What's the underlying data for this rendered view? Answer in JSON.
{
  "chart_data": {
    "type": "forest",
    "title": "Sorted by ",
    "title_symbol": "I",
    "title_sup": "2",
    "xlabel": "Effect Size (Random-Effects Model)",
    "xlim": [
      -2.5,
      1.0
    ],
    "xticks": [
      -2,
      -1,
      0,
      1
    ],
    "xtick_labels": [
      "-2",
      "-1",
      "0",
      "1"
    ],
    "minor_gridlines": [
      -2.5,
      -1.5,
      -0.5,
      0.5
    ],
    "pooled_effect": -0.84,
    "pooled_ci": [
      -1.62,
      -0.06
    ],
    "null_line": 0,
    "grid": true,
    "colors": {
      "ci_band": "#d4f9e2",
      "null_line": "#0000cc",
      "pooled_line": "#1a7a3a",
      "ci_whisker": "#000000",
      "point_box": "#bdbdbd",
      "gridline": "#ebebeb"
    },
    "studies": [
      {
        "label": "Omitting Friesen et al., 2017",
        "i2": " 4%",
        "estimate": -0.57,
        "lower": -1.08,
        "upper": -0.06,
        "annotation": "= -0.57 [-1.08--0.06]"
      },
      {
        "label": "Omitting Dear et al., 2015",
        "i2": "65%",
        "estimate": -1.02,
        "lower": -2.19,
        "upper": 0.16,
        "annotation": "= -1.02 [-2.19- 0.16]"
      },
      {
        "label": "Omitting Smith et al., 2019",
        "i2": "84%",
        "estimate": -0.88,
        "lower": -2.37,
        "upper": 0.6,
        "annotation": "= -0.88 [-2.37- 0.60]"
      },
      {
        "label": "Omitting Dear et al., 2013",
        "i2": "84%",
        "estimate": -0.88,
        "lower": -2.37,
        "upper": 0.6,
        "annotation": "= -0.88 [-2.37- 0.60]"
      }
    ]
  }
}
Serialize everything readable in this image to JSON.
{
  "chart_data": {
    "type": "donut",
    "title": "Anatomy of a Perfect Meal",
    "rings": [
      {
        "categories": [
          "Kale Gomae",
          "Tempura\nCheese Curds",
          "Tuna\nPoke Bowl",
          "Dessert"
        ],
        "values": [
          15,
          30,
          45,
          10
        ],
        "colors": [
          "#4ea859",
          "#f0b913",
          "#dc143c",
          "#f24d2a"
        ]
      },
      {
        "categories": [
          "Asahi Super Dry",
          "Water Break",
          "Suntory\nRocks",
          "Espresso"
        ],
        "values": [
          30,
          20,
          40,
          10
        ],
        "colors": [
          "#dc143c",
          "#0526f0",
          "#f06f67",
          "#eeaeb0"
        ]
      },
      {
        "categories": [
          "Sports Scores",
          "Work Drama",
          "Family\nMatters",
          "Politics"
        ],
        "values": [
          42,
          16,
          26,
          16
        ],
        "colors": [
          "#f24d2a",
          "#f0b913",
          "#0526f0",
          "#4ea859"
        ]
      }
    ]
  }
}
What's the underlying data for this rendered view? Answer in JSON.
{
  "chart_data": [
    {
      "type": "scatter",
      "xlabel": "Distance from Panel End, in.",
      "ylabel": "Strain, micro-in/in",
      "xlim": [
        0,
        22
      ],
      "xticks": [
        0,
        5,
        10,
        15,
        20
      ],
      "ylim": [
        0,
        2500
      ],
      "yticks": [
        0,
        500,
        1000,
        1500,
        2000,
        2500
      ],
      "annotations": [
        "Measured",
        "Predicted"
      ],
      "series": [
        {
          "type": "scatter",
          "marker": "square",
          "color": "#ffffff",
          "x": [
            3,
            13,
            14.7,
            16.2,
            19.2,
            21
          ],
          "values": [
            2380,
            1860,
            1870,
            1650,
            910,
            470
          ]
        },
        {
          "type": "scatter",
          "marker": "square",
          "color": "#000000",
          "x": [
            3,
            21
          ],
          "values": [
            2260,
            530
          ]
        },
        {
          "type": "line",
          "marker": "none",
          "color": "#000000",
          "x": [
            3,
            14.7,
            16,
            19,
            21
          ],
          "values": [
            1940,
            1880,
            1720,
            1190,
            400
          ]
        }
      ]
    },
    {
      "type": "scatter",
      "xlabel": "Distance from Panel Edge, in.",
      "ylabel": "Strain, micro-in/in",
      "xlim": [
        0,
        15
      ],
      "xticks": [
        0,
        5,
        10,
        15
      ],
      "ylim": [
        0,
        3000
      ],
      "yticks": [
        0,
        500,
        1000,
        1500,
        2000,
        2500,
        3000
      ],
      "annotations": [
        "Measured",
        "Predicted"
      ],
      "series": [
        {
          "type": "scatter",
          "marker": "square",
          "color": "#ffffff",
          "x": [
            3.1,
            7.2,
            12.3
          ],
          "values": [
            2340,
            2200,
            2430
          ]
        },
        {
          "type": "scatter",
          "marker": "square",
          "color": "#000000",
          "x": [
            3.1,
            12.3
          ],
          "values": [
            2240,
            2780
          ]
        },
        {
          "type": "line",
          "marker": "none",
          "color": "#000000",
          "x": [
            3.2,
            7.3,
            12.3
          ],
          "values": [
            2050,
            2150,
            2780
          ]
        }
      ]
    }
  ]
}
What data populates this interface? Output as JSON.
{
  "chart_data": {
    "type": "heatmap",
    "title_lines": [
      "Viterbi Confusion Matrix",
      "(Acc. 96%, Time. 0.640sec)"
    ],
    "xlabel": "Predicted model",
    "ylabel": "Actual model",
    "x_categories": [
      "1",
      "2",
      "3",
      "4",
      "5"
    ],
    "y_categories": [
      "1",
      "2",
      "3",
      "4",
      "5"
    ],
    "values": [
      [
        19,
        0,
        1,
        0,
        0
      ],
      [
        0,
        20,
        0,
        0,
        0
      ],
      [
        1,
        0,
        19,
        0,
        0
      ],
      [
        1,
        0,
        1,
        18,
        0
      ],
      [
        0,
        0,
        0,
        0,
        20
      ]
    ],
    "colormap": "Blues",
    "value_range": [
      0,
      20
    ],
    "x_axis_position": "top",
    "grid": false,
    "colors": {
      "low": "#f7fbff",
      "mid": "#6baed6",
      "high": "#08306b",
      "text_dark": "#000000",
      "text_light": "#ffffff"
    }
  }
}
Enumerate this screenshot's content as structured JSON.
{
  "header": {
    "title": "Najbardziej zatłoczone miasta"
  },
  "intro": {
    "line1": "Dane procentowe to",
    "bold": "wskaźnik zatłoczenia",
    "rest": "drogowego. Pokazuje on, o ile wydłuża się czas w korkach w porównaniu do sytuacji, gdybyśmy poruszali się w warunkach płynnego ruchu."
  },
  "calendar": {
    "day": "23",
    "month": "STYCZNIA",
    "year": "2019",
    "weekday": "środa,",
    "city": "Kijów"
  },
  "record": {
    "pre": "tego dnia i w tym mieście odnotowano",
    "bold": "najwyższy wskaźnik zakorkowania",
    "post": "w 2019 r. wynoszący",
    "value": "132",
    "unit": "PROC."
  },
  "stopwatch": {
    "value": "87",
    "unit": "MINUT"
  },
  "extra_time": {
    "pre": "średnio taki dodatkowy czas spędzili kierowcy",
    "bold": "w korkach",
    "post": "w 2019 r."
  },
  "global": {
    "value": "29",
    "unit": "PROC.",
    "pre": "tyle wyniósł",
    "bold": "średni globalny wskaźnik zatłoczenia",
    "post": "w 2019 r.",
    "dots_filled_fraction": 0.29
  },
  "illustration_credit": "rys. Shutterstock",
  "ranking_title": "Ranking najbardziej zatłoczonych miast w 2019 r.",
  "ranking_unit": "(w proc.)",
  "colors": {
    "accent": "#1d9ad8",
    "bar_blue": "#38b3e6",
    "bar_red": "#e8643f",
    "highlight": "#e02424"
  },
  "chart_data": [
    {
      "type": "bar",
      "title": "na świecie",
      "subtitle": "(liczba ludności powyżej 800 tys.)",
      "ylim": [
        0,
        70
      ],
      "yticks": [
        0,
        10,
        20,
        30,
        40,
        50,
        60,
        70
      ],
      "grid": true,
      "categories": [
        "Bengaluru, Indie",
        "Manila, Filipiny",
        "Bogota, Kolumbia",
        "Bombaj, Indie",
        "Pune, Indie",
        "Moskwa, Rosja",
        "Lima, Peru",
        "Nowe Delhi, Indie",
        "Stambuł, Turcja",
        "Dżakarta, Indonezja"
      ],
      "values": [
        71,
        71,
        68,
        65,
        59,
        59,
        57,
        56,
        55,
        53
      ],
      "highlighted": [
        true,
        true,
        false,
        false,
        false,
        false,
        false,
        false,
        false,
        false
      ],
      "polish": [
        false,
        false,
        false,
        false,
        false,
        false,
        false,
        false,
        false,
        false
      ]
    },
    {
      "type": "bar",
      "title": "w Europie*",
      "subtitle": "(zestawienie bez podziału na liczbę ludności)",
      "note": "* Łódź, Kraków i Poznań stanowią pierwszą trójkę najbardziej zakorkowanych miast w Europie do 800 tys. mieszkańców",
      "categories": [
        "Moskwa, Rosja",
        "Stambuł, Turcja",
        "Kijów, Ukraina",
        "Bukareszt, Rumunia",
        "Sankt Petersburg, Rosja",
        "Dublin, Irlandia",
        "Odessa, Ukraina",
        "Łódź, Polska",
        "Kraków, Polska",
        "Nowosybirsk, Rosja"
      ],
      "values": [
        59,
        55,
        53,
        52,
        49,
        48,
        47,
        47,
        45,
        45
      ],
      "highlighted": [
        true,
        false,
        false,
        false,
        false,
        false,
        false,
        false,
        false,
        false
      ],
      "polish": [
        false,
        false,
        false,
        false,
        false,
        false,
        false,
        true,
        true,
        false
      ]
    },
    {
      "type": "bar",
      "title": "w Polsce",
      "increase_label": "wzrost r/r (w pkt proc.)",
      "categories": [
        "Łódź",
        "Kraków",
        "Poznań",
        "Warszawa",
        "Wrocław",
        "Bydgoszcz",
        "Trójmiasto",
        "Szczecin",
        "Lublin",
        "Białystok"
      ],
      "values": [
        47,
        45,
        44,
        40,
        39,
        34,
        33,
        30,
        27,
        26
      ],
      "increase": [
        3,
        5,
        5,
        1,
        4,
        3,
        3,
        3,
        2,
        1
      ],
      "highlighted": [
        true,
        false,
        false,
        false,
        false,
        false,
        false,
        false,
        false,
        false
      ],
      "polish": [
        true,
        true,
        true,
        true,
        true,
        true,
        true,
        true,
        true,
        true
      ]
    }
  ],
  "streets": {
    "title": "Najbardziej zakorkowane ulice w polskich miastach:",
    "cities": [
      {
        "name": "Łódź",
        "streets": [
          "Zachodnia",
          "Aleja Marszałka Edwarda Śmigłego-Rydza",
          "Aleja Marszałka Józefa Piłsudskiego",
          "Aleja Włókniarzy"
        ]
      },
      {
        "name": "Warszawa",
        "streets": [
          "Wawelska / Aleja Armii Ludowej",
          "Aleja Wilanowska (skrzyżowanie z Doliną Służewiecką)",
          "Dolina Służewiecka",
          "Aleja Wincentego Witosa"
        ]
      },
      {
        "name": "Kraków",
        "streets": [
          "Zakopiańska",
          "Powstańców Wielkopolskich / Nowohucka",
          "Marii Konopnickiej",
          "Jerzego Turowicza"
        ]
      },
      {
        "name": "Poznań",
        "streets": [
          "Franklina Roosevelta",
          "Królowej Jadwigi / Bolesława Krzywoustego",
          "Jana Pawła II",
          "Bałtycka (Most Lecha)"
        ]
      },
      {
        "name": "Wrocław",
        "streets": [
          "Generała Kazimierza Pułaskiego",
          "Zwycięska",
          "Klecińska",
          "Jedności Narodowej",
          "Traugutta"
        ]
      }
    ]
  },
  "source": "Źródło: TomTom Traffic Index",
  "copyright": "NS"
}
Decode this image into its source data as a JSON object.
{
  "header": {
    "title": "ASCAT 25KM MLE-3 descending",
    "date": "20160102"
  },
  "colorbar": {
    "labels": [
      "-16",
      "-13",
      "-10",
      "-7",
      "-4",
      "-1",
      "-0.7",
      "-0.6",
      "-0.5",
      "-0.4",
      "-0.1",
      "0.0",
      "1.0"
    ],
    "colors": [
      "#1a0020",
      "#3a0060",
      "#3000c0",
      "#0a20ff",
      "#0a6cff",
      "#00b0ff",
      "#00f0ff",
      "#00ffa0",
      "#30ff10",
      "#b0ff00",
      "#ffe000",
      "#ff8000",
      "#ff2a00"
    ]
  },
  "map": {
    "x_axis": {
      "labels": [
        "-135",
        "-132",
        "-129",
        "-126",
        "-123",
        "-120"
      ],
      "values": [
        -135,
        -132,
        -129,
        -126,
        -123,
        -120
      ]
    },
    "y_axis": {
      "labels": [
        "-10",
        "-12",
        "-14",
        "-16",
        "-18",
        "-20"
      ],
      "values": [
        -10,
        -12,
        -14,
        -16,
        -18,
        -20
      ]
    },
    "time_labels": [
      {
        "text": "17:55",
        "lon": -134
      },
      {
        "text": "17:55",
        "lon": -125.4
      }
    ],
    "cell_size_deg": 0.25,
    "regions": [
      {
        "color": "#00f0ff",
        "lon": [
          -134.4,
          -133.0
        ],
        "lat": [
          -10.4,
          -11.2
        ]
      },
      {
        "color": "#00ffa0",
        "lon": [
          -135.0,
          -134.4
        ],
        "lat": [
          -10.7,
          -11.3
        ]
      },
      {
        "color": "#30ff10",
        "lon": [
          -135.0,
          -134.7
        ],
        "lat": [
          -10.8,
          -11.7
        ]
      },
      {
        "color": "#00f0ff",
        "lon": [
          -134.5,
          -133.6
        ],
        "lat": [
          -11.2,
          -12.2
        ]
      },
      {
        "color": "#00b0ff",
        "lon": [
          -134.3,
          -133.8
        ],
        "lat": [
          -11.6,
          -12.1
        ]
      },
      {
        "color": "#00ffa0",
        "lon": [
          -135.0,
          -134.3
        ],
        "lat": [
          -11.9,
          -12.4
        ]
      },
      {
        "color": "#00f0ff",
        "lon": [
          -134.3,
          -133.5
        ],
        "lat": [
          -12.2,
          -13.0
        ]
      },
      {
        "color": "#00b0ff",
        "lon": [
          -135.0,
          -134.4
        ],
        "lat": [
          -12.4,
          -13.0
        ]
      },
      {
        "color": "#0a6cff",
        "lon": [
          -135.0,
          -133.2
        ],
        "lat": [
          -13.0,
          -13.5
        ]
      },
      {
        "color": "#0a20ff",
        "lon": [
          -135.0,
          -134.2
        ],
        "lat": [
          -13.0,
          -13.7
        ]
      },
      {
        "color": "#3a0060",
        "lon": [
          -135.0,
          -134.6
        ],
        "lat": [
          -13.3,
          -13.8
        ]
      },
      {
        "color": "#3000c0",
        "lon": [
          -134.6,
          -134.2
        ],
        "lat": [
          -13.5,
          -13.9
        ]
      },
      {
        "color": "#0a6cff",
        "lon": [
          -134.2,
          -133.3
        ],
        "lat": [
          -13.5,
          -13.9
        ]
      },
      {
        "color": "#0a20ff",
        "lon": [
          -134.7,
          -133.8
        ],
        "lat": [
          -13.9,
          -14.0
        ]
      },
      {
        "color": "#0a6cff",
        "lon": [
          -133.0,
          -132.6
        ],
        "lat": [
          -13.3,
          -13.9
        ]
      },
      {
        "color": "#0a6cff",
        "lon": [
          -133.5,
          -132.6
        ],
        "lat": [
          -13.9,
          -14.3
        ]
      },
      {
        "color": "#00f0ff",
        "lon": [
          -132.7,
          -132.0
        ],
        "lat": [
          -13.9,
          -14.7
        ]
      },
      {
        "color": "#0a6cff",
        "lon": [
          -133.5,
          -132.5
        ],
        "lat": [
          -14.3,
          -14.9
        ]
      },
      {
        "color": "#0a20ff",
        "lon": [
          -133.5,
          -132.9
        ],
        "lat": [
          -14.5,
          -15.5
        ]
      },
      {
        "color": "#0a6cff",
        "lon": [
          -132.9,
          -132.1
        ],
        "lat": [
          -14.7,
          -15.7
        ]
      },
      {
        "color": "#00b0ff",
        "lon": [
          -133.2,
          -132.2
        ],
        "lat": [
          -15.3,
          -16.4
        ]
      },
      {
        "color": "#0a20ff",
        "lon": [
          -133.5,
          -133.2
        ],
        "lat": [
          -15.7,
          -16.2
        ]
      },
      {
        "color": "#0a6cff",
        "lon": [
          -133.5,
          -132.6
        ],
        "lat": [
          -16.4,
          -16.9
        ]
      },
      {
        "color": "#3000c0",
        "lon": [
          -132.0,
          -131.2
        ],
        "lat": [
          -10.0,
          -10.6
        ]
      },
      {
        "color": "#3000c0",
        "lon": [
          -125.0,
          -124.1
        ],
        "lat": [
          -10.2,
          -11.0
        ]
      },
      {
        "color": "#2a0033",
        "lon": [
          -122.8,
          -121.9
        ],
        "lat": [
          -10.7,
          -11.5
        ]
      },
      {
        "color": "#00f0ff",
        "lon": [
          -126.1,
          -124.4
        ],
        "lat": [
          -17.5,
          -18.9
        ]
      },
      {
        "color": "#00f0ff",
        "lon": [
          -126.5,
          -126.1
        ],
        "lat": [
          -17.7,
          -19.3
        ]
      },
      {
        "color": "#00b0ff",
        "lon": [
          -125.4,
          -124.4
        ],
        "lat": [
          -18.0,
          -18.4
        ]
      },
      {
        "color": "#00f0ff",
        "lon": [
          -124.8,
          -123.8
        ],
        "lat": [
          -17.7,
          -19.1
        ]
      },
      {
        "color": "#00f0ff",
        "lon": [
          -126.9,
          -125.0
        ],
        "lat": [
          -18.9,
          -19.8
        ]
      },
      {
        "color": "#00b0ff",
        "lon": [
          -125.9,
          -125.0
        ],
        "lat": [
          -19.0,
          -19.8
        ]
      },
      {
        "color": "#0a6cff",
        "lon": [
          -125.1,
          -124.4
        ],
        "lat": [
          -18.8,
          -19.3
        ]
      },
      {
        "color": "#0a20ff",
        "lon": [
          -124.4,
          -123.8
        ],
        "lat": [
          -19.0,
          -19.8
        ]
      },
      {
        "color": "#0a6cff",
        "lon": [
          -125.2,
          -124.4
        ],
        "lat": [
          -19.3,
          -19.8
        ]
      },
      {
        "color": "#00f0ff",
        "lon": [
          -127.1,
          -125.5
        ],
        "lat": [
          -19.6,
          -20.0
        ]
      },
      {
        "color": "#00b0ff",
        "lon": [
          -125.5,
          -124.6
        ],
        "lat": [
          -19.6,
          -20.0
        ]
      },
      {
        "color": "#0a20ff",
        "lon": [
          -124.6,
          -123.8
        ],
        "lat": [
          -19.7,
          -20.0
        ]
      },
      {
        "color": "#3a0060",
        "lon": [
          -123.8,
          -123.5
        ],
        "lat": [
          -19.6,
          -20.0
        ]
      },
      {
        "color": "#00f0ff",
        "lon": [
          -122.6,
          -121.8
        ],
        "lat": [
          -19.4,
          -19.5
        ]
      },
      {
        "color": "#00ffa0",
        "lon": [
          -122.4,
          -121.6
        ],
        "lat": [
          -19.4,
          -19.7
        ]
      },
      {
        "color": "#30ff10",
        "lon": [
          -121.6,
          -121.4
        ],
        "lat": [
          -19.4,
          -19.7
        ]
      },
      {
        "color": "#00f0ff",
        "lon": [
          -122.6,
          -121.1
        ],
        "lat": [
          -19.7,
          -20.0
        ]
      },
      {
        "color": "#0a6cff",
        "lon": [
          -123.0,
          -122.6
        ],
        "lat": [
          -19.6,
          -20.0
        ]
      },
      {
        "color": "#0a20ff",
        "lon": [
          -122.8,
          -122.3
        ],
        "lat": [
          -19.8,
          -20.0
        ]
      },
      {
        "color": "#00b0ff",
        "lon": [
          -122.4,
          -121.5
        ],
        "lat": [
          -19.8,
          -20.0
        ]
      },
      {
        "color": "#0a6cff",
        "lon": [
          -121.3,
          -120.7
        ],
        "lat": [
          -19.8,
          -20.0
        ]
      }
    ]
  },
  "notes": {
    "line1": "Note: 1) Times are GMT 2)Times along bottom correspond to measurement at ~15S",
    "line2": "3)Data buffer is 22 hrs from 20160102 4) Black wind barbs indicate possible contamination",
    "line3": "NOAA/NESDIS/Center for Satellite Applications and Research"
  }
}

----

Give the number of lines above in which the word "name" occurs, with nothing else.

5